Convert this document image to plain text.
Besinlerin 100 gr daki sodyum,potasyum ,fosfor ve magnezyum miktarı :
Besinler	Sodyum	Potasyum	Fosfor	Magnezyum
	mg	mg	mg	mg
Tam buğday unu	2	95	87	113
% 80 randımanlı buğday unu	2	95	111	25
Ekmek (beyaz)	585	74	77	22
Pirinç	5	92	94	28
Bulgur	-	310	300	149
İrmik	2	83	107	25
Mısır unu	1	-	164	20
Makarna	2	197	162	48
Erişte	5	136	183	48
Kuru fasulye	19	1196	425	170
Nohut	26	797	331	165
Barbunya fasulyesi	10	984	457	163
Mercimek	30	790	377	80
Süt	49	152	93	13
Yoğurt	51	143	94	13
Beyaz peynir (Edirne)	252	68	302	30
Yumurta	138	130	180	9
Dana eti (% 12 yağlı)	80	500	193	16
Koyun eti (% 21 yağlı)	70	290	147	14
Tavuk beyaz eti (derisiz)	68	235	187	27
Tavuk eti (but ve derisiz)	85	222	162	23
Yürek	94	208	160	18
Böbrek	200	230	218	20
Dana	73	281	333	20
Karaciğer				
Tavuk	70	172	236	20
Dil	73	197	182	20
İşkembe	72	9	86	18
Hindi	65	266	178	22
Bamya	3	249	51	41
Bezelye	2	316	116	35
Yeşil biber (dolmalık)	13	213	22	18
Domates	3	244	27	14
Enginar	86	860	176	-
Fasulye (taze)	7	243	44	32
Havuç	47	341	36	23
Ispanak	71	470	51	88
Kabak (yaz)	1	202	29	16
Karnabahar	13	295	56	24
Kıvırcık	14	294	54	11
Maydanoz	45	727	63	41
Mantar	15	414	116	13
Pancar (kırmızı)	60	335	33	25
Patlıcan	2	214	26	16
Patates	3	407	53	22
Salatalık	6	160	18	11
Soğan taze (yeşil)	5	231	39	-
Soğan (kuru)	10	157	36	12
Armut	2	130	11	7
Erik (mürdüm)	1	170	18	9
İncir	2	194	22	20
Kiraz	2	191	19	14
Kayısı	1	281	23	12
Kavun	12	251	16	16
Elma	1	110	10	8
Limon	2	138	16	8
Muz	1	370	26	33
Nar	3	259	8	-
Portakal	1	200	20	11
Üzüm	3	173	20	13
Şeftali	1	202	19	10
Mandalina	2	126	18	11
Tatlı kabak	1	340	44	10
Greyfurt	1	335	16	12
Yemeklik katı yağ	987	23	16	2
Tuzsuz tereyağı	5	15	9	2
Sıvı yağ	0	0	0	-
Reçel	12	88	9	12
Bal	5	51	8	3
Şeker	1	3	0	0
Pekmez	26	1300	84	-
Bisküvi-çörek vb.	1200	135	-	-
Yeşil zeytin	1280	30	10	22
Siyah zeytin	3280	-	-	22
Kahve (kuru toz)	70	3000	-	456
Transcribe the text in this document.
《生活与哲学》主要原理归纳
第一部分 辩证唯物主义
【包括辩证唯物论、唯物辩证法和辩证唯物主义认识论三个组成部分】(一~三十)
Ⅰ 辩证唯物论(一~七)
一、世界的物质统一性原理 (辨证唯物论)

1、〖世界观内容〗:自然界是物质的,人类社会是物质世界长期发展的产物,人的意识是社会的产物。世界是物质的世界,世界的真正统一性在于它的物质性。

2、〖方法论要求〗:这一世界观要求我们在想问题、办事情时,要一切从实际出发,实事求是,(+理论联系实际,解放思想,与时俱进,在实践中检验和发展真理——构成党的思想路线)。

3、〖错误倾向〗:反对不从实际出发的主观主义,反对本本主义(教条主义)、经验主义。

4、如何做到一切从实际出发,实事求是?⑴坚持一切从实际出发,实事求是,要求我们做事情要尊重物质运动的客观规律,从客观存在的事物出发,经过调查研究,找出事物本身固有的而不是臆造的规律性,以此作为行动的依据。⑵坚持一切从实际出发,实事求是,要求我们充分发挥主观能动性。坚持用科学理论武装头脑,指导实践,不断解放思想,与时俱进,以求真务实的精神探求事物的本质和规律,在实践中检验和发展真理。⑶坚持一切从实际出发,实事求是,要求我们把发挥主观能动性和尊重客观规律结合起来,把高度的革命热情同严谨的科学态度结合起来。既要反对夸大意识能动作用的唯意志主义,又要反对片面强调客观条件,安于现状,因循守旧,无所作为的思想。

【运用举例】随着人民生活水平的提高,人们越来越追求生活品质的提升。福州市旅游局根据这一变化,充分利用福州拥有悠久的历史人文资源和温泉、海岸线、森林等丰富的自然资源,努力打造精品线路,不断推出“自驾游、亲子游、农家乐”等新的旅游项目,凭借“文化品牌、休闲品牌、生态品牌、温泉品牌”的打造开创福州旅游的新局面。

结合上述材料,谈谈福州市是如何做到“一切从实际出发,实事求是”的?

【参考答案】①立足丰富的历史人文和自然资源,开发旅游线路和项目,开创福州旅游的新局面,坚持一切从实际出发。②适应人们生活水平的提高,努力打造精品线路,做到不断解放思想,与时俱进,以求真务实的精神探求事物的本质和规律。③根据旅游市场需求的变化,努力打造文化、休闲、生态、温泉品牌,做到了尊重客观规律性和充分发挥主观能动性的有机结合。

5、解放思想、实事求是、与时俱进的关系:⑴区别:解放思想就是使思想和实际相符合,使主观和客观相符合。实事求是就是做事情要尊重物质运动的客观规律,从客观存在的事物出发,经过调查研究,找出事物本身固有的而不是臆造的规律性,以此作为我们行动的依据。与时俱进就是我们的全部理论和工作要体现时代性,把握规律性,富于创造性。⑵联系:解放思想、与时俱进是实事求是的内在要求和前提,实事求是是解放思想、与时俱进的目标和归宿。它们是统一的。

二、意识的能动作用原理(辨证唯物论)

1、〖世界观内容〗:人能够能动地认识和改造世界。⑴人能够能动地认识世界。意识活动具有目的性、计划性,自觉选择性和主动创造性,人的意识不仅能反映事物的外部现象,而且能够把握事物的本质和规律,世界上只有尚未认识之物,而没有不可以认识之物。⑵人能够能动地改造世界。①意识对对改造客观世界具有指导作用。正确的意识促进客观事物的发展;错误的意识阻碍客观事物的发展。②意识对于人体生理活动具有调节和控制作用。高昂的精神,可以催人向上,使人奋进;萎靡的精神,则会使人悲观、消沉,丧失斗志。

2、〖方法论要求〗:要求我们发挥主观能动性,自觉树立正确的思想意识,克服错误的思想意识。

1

* **YOUR GOAL**
Return every record above exactly as it appears.

* **SOLUTION FOR THIS PROBLEM**
Convert this document image to plain text.
Besinlerin 100 gr daki sodyum,potasyum ,fosfor ve magnezyum miktarı :
Besinler	Sodyum	Potasyum	Fosfor	Magnezyum
	mg	mg	mg	mg
Tam buğday unu	2	95	87	113
% 80 randımanlı buğday unu	2	95	111	25
Ekmek (beyaz)	585	74	77	22
Pirinç	5	92	94	28
Bulgur	-	310	300	149
İrmik	2	83	107	25
Mısır unu	1	-	164	20
Makarna	2	197	162	48
Erişte	5	136	183	48
Kuru fasulye	19	1196	425	170
Nohut	26	797	331	165
Barbunya fasulyesi	10	984	457	163
Mercimek	30	790	377	80
Süt	49	152	93	13
Yoğurt	51	143	94	13
Beyaz peynir (Edirne)	252	68	302	30
Yumurta	138	130	180	9
Dana eti (% 12 yağlı)	80	500	193	16
Koyun eti (% 21 yağlı)	70	290	147	14
Tavuk beyaz eti (derisiz)	68	235	187	27
Tavuk eti (but ve derisiz)	85	222	162	23
Yürek	94	208	160	18
Böbrek	200	230	218	20
Dana	73	281	333	20
Karaciğer				
Tavuk	70	172	236	20
Dil	73	197	182	20
İşkembe	72	9	86	18
Hindi	65	266	178	22
Bamya	3	249	51	41
Bezelye	2	316	116	35
Yeşil biber (dolmalık)	13	213	22	18
Domates	3	244	27	14
Enginar	86	860	176	-
Fasulye (taze)	7	243	44	32
Havuç	47	341	36	23
Ispanak	71	470	51	88
Kabak (yaz)	1	202	29	16
Karnabahar	13	295	56	24
Kıvırcık	14	294	54	11
Maydanoz	45	727	63	41
Mantar	15	414	116	13
Pancar (kırmızı)	60	335	33	25
Patlıcan	2	214	26	16
Patates	3	407	53	22
Salatalık	6	160	18	11
Soğan taze (yeşil)	5	231	39	-
Soğan (kuru)	10	157	36	12
Armut	2	130	11	7
Erik (mürdüm)	1	170	18	9
İncir	2	194	22	20
Kiraz	2	191	19	14
Kayısı	1	281	23	12
Kavun	12	251	16	16
Elma	1	110	10	8
Limon	2	138	16	8
Muz	1	370	26	33
Nar	3	259	8	-
Portakal	1	200	20	11
Üzüm	3	173	20	13
Şeftali	1	202	19	10
Mandalina	2	126	18	11
Tatlı kabak	1	340	44	10
Greyfurt	1	335	16	12
Yemeklik katı yağ	987	23	16	2
Tuzsuz tereyağı	5	15	9	2
Sıvı yağ	0	0	0	-
Reçel	12	88	9	12
Bal	5	51	8	3
Şeker	1	3	0	0
Pekmez	26	1300	84	-
Bisküvi-çörek vb.	1200	135	-	-
Yeşil zeytin	1280	30	10	22
Siyah zeytin	3280	-	-	22
Kahve (kuru toz)	70	3000	-	456
Transcribe the text in this document.
《生活与哲学》主要原理归纳
第一部分 辩证唯物主义
【包括辩证唯物论、唯物辩证法和辩证唯物主义认识论三个组成部分】(一~三十)
Ⅰ 辩证唯物论(一~七)
一、世界的物质统一性原理 (辨证唯物论)

1、〖世界观内容〗:自然界是物质的,人类社会是物质世界长期发展的产物,人的意识是社会的产物。世界是物质的世界,世界的真正统一性在于它的物质性。

2、〖方法论要求〗:这一世界观要求我们在想问题、办事情时,要一切从实际出发,实事求是,(+理论联系实际,解放思想,与时俱进,在实践中检验和发展真理——构成党的思想路线)。

3、〖错误倾向〗:反对不从实际出发的主观主义,反对本本主义(教条主义)、经验主义。

4、如何做到一切从实际出发,实事求是?⑴坚持一切从实际出发,实事求是,要求我们做事情要尊重物质运动的客观规律,从客观存在的事物出发,经过调查研究,找出事物本身固有的而不是臆造的规律性,以此作为行动的依据。⑵坚持一切从实际出发,实事求是,要求我们充分发挥主观能动性。坚持用科学理论武装头脑,指导实践,不断解放思想,与时俱进,以求真务实的精神探求事物的本质和规律,在实践中检验和发展真理。⑶坚持一切从实际出发,实事求是,要求我们把发挥主观能动性和尊重客观规律结合起来,把高度的革命热情同严谨的科学态度结合起来。既要反对夸大意识能动作用的唯意志主义,又要反对片面强调客观条件,安于现状,因循守旧,无所作为的思想。

【运用举例】随着人民生活水平的提高,人们越来越追求生活品质的提升。福州市旅游局根据这一变化,充分利用福州拥有悠久的历史人文资源和温泉、海岸线、森林等丰富的自然资源,努力打造精品线路,不断推出“自驾游、亲子游、农家乐”等新的旅游项目,凭借“文化品牌、休闲品牌、生态品牌、温泉品牌”的打造开创福州旅游的新局面。

结合上述材料,谈谈福州市是如何做到“一切从实际出发,实事求是”的?

【参考答案】①立足丰富的历史人文和自然资源,开发旅游线路和项目,开创福州旅游的新局面,坚持一切从实际出发。②适应人们生活水平的提高,努力打造精品线路,做到不断解放思想,与时俱进,以求真务实的精神探求事物的本质和规律。③根据旅游市场需求的变化,努力打造文化、休闲、生态、温泉品牌,做到了尊重客观规律性和充分发挥主观能动性的有机结合。

5、解放思想、实事求是、与时俱进的关系:⑴区别:解放思想就是使思想和实际相符合,使主观和客观相符合。实事求是就是做事情要尊重物质运动的客观规律,从客观存在的事物出发,经过调查研究,找出事物本身固有的而不是臆造的规律性,以此作为我们行动的依据。与时俱进就是我们的全部理论和工作要体现时代性,把握规律性,富于创造性。⑵联系:解放思想、与时俱进是实事求是的内在要求和前提,实事求是是解放思想、与时俱进的目标和归宿。它们是统一的。

二、意识的能动作用原理(辨证唯物论)

1、〖世界观内容〗:人能够能动地认识和改造世界。⑴人能够能动地认识世界。意识活动具有目的性、计划性,自觉选择性和主动创造性,人的意识不仅能反映事物的外部现象,而且能够把握事物的本质和规律,世界上只有尚未认识之物,而没有不可以认识之物。⑵人能够能动地改造世界。①意识对对改造客观世界具有指导作用。正确的意识促进客观事物的发展;错误的意识阻碍客观事物的发展。②意识对于人体生理活动具有调节和控制作用。高昂的精神,可以催人向上,使人奋进;萎靡的精神,则会使人悲观、消沉,丧失斗志。

2、〖方法论要求〗:要求我们发挥主观能动性,自觉树立正确的思想意识,克服错误的思想意识。

1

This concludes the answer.